Prompt: Update the records below by changing every "mph-cell" to "speed-cell", with nothing else altered.

-- begin The input --

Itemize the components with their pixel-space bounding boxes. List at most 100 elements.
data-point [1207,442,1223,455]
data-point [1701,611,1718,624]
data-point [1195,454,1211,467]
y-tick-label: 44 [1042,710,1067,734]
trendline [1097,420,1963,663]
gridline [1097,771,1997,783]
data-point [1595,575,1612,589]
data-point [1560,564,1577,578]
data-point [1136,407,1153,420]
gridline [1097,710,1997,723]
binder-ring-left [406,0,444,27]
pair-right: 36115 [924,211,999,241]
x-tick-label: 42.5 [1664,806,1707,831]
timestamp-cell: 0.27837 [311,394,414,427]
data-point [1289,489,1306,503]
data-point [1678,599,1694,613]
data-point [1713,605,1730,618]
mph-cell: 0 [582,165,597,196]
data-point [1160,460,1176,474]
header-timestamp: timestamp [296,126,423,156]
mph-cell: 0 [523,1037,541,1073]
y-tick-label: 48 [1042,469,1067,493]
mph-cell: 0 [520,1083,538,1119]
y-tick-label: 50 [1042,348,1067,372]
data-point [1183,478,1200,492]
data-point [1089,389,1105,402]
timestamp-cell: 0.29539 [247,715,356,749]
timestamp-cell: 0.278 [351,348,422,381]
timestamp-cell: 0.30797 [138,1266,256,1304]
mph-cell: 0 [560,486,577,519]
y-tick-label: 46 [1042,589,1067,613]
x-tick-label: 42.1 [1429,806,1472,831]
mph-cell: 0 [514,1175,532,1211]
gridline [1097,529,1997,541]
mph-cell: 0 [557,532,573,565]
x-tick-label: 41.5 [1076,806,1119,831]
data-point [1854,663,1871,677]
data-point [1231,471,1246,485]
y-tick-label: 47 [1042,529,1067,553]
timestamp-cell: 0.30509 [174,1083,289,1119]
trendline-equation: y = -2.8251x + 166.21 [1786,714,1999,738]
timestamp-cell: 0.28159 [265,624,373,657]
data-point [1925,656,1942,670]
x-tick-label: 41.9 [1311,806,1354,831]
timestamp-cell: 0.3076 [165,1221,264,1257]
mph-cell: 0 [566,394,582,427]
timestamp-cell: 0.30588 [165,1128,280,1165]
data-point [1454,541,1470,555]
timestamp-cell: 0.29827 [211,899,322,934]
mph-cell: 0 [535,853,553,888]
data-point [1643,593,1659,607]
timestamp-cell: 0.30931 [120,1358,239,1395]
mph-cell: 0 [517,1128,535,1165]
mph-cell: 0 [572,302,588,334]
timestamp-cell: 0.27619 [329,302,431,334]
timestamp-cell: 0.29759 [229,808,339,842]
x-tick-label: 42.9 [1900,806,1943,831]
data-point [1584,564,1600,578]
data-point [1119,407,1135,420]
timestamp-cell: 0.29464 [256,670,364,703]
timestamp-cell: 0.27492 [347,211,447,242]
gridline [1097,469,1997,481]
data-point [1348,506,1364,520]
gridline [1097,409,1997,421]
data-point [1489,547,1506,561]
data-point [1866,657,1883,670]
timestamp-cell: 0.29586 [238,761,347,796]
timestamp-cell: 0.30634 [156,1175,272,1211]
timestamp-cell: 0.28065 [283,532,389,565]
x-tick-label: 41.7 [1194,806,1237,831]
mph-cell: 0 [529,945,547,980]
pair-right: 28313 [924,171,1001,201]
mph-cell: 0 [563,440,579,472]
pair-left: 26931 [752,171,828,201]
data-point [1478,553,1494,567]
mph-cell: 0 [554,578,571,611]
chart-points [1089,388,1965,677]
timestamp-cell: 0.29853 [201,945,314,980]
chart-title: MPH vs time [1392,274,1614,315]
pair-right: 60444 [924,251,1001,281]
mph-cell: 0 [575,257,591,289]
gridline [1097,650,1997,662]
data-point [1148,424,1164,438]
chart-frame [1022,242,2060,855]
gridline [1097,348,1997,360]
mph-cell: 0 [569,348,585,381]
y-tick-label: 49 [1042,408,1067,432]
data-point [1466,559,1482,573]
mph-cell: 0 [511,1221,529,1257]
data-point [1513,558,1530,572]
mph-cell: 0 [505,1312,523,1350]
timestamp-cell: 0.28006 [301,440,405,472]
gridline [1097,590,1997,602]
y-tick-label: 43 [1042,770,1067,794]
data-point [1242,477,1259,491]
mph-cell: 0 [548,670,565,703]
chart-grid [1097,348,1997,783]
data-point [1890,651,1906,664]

-- end The input --

Response:
Itemize the components with their pixel-space bounding boxes. List at most 100 elements.
data-point [1207,442,1223,455]
data-point [1701,611,1718,624]
data-point [1195,454,1211,467]
y-tick-label: 44 [1042,710,1067,734]
trendline [1097,420,1963,663]
gridline [1097,771,1997,783]
data-point [1595,575,1612,589]
data-point [1560,564,1577,578]
data-point [1136,407,1153,420]
gridline [1097,710,1997,723]
binder-ring-left [406,0,444,27]
pair-right: 36115 [924,211,999,241]
x-tick-label: 42.5 [1664,806,1707,831]
timestamp-cell: 0.27837 [311,394,414,427]
data-point [1289,489,1306,503]
data-point [1678,599,1694,613]
data-point [1713,605,1730,618]
speed-cell: 0 [582,165,597,196]
data-point [1160,460,1176,474]
header-timestamp: timestamp [296,126,423,156]
speed-cell: 0 [523,1037,541,1073]
y-tick-label: 48 [1042,469,1067,493]
speed-cell: 0 [520,1083,538,1119]
y-tick-label: 50 [1042,348,1067,372]
data-point [1183,478,1200,492]
data-point [1089,389,1105,402]
timestamp-cell: 0.29539 [247,715,356,749]
timestamp-cell: 0.278 [351,348,422,381]
timestamp-cell: 0.30797 [138,1266,256,1304]
speed-cell: 0 [560,486,577,519]
y-tick-label: 46 [1042,589,1067,613]
x-tick-label: 42.1 [1429,806,1472,831]
speed-cell: 0 [514,1175,532,1211]
gridline [1097,529,1997,541]
speed-cell: 0 [557,532,573,565]
x-tick-label: 41.5 [1076,806,1119,831]
data-point [1854,663,1871,677]
data-point [1231,471,1246,485]
y-tick-label: 47 [1042,529,1067,553]
timestamp-cell: 0.30509 [174,1083,289,1119]
trendline-equation: y = -2.8251x + 166.21 [1786,714,1999,738]
timestamp-cell: 0.28159 [265,624,373,657]
data-point [1925,656,1942,670]
x-tick-label: 41.9 [1311,806,1354,831]
timestamp-cell: 0.3076 [165,1221,264,1257]
speed-cell: 0 [566,394,582,427]
timestamp-cell: 0.30588 [165,1128,280,1165]
data-point [1454,541,1470,555]
timestamp-cell: 0.29827 [211,899,322,934]
speed-cell: 0 [535,853,553,888]
data-point [1643,593,1659,607]
timestamp-cell: 0.30931 [120,1358,239,1395]
speed-cell: 0 [517,1128,535,1165]
speed-cell: 0 [572,302,588,334]
timestamp-cell: 0.27619 [329,302,431,334]
timestamp-cell: 0.29759 [229,808,339,842]
x-tick-label: 42.9 [1900,806,1943,831]
data-point [1584,564,1600,578]
data-point [1119,407,1135,420]
timestamp-cell: 0.29464 [256,670,364,703]
timestamp-cell: 0.27492 [347,211,447,242]
gridline [1097,469,1997,481]
data-point [1348,506,1364,520]
gridline [1097,409,1997,421]
data-point [1489,547,1506,561]
data-point [1866,657,1883,670]
timestamp-cell: 0.29586 [238,761,347,796]
timestamp-cell: 0.30634 [156,1175,272,1211]
timestamp-cell: 0.28065 [283,532,389,565]
x-tick-label: 41.7 [1194,806,1237,831]
speed-cell: 0 [529,945,547,980]
pair-right: 28313 [924,171,1001,201]
speed-cell: 0 [563,440,579,472]
pair-left: 26931 [752,171,828,201]
data-point [1478,553,1494,567]
speed-cell: 0 [554,578,571,611]
chart-points [1089,388,1965,677]
timestamp-cell: 0.29853 [201,945,314,980]
chart-title: MPH vs time [1392,274,1614,315]
pair-right: 60444 [924,251,1001,281]
speed-cell: 0 [575,257,591,289]
gridline [1097,650,1997,662]
data-point [1148,424,1164,438]
chart-frame [1022,242,2060,855]
gridline [1097,348,1997,360]
speed-cell: 0 [569,348,585,381]
y-tick-label: 49 [1042,408,1067,432]
data-point [1466,559,1482,573]
speed-cell: 0 [511,1221,529,1257]
data-point [1513,558,1530,572]
speed-cell: 0 [505,1312,523,1350]
timestamp-cell: 0.28006 [301,440,405,472]
gridline [1097,590,1997,602]
y-tick-label: 43 [1042,770,1067,794]
data-point [1242,477,1259,491]
speed-cell: 0 [548,670,565,703]
chart-grid [1097,348,1997,783]
data-point [1890,651,1906,664]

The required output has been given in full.